— begin —

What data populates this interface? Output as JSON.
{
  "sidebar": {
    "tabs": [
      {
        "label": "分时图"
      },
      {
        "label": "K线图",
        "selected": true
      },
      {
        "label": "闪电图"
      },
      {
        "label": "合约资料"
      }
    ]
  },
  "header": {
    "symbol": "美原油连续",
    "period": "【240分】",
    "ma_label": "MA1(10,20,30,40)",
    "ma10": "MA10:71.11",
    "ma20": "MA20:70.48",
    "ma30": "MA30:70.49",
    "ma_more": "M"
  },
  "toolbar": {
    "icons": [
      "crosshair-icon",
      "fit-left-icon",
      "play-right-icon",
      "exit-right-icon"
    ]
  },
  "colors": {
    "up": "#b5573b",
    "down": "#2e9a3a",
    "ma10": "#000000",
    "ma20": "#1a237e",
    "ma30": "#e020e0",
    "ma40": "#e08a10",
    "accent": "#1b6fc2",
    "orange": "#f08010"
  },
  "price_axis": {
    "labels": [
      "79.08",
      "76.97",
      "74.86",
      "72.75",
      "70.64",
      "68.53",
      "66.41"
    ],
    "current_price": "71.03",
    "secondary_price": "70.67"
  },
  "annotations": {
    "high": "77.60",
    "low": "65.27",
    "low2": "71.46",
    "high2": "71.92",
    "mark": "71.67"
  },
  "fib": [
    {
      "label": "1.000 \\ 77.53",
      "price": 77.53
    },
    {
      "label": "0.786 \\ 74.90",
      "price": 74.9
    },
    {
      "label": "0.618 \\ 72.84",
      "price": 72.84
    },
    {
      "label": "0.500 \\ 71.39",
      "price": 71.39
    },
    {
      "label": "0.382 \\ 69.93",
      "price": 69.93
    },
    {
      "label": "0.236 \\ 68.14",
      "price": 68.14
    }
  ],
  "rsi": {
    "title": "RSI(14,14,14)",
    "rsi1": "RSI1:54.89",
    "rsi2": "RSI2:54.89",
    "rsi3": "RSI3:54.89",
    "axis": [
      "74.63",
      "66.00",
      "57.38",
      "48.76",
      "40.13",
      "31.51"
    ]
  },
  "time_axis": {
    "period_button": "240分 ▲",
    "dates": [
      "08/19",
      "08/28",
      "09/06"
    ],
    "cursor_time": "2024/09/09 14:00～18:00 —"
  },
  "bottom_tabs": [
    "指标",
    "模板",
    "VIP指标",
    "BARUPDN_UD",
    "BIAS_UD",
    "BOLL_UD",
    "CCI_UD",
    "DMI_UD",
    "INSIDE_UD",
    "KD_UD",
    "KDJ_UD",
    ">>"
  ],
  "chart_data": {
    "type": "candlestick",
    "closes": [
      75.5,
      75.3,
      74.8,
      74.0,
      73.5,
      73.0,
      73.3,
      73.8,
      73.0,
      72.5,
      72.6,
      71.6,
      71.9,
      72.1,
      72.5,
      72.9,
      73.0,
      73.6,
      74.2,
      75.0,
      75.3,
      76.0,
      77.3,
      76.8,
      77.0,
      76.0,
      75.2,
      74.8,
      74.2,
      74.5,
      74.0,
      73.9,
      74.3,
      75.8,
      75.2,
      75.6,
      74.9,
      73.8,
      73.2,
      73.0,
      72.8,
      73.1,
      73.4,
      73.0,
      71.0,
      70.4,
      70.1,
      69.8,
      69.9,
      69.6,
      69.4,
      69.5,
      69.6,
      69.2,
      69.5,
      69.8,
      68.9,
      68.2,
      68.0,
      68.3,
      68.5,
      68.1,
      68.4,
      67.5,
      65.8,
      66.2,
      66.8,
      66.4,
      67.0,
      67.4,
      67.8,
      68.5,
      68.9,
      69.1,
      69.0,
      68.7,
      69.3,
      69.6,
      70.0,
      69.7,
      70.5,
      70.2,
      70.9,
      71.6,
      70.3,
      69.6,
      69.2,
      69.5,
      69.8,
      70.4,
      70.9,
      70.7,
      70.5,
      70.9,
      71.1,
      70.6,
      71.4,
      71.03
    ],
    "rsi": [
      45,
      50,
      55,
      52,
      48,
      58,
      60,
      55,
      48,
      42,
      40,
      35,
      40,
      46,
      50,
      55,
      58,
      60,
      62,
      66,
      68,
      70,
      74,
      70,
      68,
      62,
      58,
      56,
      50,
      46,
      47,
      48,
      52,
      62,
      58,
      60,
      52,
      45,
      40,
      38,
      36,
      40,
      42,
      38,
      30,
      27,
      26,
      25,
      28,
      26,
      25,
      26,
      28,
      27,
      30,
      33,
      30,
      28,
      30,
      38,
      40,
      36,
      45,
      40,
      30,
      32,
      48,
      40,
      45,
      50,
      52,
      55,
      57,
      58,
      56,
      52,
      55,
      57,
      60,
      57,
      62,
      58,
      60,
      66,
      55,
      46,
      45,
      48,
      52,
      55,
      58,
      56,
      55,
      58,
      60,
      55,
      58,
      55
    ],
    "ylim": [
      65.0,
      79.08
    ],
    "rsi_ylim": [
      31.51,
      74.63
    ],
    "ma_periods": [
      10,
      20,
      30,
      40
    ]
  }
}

— end —

**EXERCISE BRIEF:**
Reproduce the records above exactly as they appear.

**ANSWER:**
What data populates this interface? Output as JSON.
{
  "sidebar": {
    "tabs": [
      {
        "label": "分时图"
      },
      {
        "label": "K线图",
        "selected": true
      },
      {
        "label": "闪电图"
      },
      {
        "label": "合约资料"
      }
    ]
  },
  "header": {
    "symbol": "美原油连续",
    "period": "【240分】",
    "ma_label": "MA1(10,20,30,40)",
    "ma10": "MA10:71.11",
    "ma20": "MA20:70.48",
    "ma30": "MA30:70.49",
    "ma_more": "M"
  },
  "toolbar": {
    "icons": [
      "crosshair-icon",
      "fit-left-icon",
      "play-right-icon",
      "exit-right-icon"
    ]
  },
  "colors": {
    "up": "#b5573b",
    "down": "#2e9a3a",
    "ma10": "#000000",
    "ma20": "#1a237e",
    "ma30": "#e020e0",
    "ma40": "#e08a10",
    "accent": "#1b6fc2",
    "orange": "#f08010"
  },
  "price_axis": {
    "labels": [
      "79.08",
      "76.97",
      "74.86",
      "72.75",
      "70.64",
      "68.53",
      "66.41"
    ],
    "current_price": "71.03",
    "secondary_price": "70.67"
  },
  "annotations": {
    "high": "77.60",
    "low": "65.27",
    "low2": "71.46",
    "high2": "71.92",
    "mark": "71.67"
  },
  "fib": [
    {
      "label": "1.000 \\ 77.53",
      "price": 77.53
    },
    {
      "label": "0.786 \\ 74.90",
      "price": 74.9
    },
    {
      "label": "0.618 \\ 72.84",
      "price": 72.84
    },
    {
      "label": "0.500 \\ 71.39",
      "price": 71.39
    },
    {
      "label": "0.382 \\ 69.93",
      "price": 69.93
    },
    {
      "label": "0.236 \\ 68.14",
      "price": 68.14
    }
  ],
  "rsi": {
    "title": "RSI(14,14,14)",
    "rsi1": "RSI1:54.89",
    "rsi2": "RSI2:54.89",
    "rsi3": "RSI3:54.89",
    "axis": [
      "74.63",
      "66.00",
      "57.38",
      "48.76",
      "40.13",
      "31.51"
    ]
  },
  "time_axis": {
    "period_button": "240分 ▲",
    "dates": [
      "08/19",
      "08/28",
      "09/06"
    ],
    "cursor_time": "2024/09/09 14:00～18:00 —"
  },
  "bottom_tabs": [
    "指标",
    "模板",
    "VIP指标",
    "BARUPDN_UD",
    "BIAS_UD",
    "BOLL_UD",
    "CCI_UD",
    "DMI_UD",
    "INSIDE_UD",
    "KD_UD",
    "KDJ_UD",
    ">>"
  ],
  "chart_data": {
    "type": "candlestick",
    "closes": [
      75.5,
      75.3,
      74.8,
      74.0,
      73.5,
      73.0,
      73.3,
      73.8,
      73.0,
      72.5,
      72.6,
      71.6,
      71.9,
      72.1,
      72.5,
      72.9,
      73.0,
      73.6,
      74.2,
      75.0,
      75.3,
      76.0,
      77.3,
      76.8,
      77.0,
      76.0,
      75.2,
      74.8,
      74.2,
      74.5,
      74.0,
      73.9,
      74.3,
      75.8,
      75.2,
      75.6,
      74.9,
      73.8,
      73.2,
      73.0,
      72.8,
      73.1,
      73.4,
      73.0,
      71.0,
      70.4,
      70.1,
      69.8,
      69.9,
      69.6,
      69.4,
      69.5,
      69.6,
      69.2,
      69.5,
      69.8,
      68.9,
      68.2,
      68.0,
      68.3,
      68.5,
      68.1,
      68.4,
      67.5,
      65.8,
      66.2,
      66.8,
      66.4,
      67.0,
      67.4,
      67.8,
      68.5,
      68.9,
      69.1,
      69.0,
      68.7,
      69.3,
      69.6,
      70.0,
      69.7,
      70.5,
      70.2,
      70.9,
      71.6,
      70.3,
      69.6,
      69.2,
      69.5,
      69.8,
      70.4,
      70.9,
      70.7,
      70.5,
      70.9,
      71.1,
      70.6,
      71.4,
      71.03
    ],
    "rsi": [
      45,
      50,
      55,
      52,
      48,
      58,
      60,
      55,
      48,
      42,
      40,
      35,
      40,
      46,
      50,
      55,
      58,
      60,
      62,
      66,
      68,
      70,
      74,
      70,
      68,
      62,
      58,
      56,
      50,
      46,
      47,
      48,
      52,
      62,
      58,
      60,
      52,
      45,
      40,
      38,
      36,
      40,
      42,
      38,
      30,
      27,
      26,
      25,
      28,
      26,
      25,
      26,
      28,
      27,
      30,
      33,
      30,
      28,
      30,
      38,
      40,
      36,
      45,
      40,
      30,
      32,
      48,
      40,
      45,
      50,
      52,
      55,
      57,
      58,
      56,
      52,
      55,
      57,
      60,
      57,
      62,
      58,
      60,
      66,
      55,
      46,
      45,
      48,
      52,
      55,
      58,
      56,
      55,
      58,
      60,
      55,
      58,
      55
    ],
    "ylim": [
      65.0,
      79.08
    ],
    "rsi_ylim": [
      31.51,
      74.63
    ],
    "ma_periods": [
      10,
      20,
      30,
      40
    ]
  }
}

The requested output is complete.